_Aim of the exercise_. Find each line holding "following" and copy it out.

Dataset items:
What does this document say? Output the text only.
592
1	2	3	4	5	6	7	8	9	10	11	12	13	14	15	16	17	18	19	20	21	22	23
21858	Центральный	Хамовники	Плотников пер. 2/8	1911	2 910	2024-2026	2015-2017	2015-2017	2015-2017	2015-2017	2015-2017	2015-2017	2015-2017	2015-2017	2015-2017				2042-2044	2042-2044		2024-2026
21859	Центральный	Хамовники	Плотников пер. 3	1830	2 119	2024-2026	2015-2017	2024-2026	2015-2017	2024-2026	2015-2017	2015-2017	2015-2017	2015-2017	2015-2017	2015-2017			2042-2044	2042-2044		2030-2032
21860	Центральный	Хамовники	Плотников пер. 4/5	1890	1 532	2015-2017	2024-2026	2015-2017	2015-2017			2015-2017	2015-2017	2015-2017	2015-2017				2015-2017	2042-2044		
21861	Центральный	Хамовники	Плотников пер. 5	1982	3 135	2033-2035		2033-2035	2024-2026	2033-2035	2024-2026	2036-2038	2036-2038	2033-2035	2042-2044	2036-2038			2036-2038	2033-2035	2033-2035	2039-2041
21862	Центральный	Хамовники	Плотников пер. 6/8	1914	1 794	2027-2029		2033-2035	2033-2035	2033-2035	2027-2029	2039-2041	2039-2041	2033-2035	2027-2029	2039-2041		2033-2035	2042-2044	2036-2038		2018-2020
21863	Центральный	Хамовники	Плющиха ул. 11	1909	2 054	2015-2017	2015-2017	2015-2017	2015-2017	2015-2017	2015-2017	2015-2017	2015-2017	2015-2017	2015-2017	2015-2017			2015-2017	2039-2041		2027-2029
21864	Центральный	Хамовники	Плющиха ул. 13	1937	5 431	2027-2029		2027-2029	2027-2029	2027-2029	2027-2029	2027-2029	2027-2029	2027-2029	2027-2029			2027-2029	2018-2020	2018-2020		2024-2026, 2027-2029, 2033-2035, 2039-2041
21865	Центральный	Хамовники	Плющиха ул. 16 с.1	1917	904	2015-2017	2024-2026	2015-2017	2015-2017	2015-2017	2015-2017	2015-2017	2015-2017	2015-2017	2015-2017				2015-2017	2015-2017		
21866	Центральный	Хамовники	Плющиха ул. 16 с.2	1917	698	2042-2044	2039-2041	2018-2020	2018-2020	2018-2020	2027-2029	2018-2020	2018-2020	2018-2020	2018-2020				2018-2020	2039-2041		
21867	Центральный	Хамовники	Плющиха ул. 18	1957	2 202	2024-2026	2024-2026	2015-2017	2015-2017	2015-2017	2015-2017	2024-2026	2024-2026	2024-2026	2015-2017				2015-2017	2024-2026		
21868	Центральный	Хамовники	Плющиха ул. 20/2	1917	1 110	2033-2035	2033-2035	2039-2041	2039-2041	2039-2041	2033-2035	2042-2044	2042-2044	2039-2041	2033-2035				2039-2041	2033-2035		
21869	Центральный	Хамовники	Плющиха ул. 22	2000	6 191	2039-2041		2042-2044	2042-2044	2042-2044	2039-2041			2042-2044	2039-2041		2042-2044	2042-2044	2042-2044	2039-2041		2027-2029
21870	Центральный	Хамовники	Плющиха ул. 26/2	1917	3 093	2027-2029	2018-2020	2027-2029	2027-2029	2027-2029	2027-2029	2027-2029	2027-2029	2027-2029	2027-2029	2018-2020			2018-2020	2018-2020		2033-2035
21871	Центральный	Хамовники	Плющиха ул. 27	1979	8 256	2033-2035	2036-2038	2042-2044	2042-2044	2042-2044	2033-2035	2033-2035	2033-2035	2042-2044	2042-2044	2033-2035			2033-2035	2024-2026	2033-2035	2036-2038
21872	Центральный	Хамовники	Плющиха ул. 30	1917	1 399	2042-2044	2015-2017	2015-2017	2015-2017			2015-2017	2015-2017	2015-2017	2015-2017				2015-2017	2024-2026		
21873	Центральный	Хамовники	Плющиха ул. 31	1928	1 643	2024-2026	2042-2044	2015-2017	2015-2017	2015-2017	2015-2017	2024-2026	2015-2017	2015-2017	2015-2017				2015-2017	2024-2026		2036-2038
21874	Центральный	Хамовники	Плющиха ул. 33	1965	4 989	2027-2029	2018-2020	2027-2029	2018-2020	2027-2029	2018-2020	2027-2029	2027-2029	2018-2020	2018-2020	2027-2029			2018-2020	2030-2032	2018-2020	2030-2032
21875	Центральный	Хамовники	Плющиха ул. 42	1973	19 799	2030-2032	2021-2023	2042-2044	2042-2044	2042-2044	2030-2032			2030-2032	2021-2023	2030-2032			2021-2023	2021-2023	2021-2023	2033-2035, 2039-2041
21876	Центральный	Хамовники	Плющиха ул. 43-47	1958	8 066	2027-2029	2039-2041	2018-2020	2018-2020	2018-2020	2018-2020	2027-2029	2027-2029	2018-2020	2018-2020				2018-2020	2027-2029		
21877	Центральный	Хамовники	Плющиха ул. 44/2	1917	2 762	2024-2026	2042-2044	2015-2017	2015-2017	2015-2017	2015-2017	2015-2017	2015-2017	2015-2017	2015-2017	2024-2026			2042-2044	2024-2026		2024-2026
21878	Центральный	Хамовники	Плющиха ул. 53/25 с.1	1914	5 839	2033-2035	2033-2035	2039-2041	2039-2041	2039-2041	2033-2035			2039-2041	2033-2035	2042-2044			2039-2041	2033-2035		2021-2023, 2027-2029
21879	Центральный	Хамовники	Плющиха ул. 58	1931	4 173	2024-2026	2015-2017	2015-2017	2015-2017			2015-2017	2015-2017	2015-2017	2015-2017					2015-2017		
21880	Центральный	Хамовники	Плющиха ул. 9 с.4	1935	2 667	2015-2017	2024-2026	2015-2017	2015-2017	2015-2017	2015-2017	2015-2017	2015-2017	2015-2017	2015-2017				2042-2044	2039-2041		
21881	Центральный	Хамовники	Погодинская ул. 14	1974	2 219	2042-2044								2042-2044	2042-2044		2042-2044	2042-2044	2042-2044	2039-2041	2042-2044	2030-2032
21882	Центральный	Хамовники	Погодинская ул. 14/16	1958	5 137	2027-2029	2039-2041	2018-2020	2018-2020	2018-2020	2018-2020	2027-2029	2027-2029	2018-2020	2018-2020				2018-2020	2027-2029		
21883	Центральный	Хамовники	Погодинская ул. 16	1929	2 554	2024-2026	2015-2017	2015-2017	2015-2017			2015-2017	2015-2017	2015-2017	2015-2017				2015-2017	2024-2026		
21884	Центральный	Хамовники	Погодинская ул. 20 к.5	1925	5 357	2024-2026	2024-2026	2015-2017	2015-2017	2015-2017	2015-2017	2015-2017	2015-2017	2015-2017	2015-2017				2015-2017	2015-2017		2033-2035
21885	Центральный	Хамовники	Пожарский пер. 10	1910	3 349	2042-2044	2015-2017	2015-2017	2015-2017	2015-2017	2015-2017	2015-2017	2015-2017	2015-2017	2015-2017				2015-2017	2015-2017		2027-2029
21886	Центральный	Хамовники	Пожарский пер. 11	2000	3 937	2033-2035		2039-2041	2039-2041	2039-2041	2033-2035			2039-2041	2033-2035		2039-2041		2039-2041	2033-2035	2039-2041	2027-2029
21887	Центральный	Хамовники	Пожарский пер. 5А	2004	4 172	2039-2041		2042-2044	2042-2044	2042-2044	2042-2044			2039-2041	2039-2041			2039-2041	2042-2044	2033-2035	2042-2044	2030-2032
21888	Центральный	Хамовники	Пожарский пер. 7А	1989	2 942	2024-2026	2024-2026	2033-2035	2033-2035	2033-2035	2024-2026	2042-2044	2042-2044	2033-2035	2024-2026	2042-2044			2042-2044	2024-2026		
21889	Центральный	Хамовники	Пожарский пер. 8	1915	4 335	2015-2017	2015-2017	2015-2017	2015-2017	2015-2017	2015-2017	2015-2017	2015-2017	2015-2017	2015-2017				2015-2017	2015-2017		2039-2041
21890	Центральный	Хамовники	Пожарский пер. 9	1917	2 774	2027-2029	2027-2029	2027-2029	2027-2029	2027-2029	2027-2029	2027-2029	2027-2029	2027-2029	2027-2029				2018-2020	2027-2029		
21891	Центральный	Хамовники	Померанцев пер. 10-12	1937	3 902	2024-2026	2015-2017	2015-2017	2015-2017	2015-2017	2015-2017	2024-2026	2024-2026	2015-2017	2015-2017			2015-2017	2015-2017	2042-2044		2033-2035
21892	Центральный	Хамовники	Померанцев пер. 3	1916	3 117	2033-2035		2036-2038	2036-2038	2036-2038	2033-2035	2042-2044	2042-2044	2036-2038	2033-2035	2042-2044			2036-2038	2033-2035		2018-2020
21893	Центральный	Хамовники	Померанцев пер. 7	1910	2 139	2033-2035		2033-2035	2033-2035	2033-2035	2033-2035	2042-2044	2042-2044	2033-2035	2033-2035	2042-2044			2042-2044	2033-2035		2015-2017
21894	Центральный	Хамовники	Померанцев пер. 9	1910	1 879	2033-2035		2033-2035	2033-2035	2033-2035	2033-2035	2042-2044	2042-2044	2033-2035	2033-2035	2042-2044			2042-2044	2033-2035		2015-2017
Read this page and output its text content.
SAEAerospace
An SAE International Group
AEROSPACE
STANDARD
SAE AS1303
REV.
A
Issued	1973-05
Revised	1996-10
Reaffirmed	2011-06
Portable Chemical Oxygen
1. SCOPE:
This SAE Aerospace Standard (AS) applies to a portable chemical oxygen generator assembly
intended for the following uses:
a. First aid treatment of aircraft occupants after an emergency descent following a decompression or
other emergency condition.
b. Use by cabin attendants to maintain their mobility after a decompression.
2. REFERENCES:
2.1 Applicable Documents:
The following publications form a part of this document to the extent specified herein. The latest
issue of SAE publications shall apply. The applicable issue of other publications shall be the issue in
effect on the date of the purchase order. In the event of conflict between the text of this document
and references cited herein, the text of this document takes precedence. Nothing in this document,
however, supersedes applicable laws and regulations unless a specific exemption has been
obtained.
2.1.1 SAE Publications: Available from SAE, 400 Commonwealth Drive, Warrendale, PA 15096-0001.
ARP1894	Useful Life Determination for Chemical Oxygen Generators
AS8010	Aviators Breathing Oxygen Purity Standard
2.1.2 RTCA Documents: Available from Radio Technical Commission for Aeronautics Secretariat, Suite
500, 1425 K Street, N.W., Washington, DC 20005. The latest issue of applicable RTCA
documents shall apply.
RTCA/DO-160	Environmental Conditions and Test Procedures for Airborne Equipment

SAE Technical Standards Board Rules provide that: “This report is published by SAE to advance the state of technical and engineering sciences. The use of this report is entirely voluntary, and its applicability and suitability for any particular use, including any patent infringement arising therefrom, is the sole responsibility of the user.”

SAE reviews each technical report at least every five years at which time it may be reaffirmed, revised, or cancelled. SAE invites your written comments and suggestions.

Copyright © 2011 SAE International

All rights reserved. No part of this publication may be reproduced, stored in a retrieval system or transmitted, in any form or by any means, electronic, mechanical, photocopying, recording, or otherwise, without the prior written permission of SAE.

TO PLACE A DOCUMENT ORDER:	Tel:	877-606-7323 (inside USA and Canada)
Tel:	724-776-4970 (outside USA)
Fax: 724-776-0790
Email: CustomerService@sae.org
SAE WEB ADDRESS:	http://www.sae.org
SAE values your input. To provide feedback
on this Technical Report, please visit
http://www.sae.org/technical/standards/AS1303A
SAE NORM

_The solution_.
intended for the following uses:
a. First aid treatment of aircraft occupants after an emergency descent following a decompression or
The following publications form a part of this document to the extent specified herein. The latest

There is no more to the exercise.